## Work to do
Write out only the tail of the records, beginning at the line containing "Type out the text in this image." and including the last line, exactly as written.

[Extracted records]
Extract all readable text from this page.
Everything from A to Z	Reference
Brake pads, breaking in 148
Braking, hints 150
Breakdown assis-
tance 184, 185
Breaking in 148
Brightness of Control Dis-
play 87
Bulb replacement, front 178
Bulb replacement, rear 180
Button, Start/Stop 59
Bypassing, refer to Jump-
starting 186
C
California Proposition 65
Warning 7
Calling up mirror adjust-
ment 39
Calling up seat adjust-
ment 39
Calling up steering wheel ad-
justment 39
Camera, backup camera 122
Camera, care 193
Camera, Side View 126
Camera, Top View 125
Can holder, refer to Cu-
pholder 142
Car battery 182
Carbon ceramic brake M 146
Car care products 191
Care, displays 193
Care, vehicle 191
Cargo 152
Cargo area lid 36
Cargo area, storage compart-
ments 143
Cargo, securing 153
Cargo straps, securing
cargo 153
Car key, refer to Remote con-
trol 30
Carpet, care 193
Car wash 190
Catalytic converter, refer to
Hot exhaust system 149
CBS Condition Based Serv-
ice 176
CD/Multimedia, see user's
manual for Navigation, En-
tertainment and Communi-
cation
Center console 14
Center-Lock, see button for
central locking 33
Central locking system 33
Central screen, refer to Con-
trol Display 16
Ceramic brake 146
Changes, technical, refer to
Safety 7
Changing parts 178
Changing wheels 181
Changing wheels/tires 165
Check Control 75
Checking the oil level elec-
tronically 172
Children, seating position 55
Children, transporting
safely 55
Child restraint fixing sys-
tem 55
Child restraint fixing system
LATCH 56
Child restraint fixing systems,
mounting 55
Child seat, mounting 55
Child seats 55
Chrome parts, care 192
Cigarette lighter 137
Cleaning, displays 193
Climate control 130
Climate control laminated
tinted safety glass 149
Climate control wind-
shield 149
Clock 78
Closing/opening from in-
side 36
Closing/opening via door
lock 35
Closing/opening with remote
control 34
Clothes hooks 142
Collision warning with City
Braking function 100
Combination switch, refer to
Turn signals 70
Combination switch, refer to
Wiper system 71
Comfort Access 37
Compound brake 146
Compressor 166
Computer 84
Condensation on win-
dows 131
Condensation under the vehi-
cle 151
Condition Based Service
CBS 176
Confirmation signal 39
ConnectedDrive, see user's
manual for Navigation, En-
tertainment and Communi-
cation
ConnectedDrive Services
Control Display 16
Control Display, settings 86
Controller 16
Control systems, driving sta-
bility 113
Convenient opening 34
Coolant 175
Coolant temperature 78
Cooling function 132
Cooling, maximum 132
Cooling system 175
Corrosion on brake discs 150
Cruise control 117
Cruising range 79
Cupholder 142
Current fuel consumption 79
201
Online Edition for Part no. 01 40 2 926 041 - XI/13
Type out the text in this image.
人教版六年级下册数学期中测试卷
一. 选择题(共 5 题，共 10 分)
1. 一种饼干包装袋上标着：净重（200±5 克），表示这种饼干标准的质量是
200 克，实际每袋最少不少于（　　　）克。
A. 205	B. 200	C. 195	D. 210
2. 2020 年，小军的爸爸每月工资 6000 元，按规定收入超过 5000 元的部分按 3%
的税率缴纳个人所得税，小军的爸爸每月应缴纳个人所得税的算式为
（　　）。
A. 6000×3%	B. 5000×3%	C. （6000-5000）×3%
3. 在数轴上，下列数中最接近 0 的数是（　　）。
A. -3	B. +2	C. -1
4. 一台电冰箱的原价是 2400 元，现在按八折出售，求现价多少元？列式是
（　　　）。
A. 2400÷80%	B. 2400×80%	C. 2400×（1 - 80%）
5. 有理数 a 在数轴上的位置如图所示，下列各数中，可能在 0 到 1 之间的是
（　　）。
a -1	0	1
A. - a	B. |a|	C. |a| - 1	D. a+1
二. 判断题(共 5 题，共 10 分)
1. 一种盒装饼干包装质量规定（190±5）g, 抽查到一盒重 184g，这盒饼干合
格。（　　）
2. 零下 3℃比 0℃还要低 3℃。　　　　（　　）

## Solution to the problem
Type out the text in this image.
人教版六年级下册数学期中测试卷
一. 选择题(共 5 题，共 10 分)
1. 一种饼干包装袋上标着：净重（200±5 克），表示这种饼干标准的质量是
200 克，实际每袋最少不少于（　　　）克。
A. 205	B. 200	C. 195	D. 210
2. 2020 年，小军的爸爸每月工资 6000 元，按规定收入超过 5000 元的部分按 3%
的税率缴纳个人所得税，小军的爸爸每月应缴纳个人所得税的算式为
（　　）。
A. 6000×3%	B. 5000×3%	C. （6000-5000）×3%
3. 在数轴上，下列数中最接近 0 的数是（　　）。
A. -3	B. +2	C. -1
4. 一台电冰箱的原价是 2400 元，现在按八折出售，求现价多少元？列式是
（　　　）。
A. 2400÷80%	B. 2400×80%	C. 2400×（1 - 80%）
5. 有理数 a 在数轴上的位置如图所示，下列各数中，可能在 0 到 1 之间的是
（　　）。
a -1	0	1
A. - a	B. |a|	C. |a| - 1	D. a+1
二. 判断题(共 5 题，共 10 分)
1. 一种盒装饼干包装质量规定（190±5）g, 抽查到一盒重 184g，这盒饼干合
格。（　　）
2. 零下 3℃比 0℃还要低 3℃。　　　　（　　）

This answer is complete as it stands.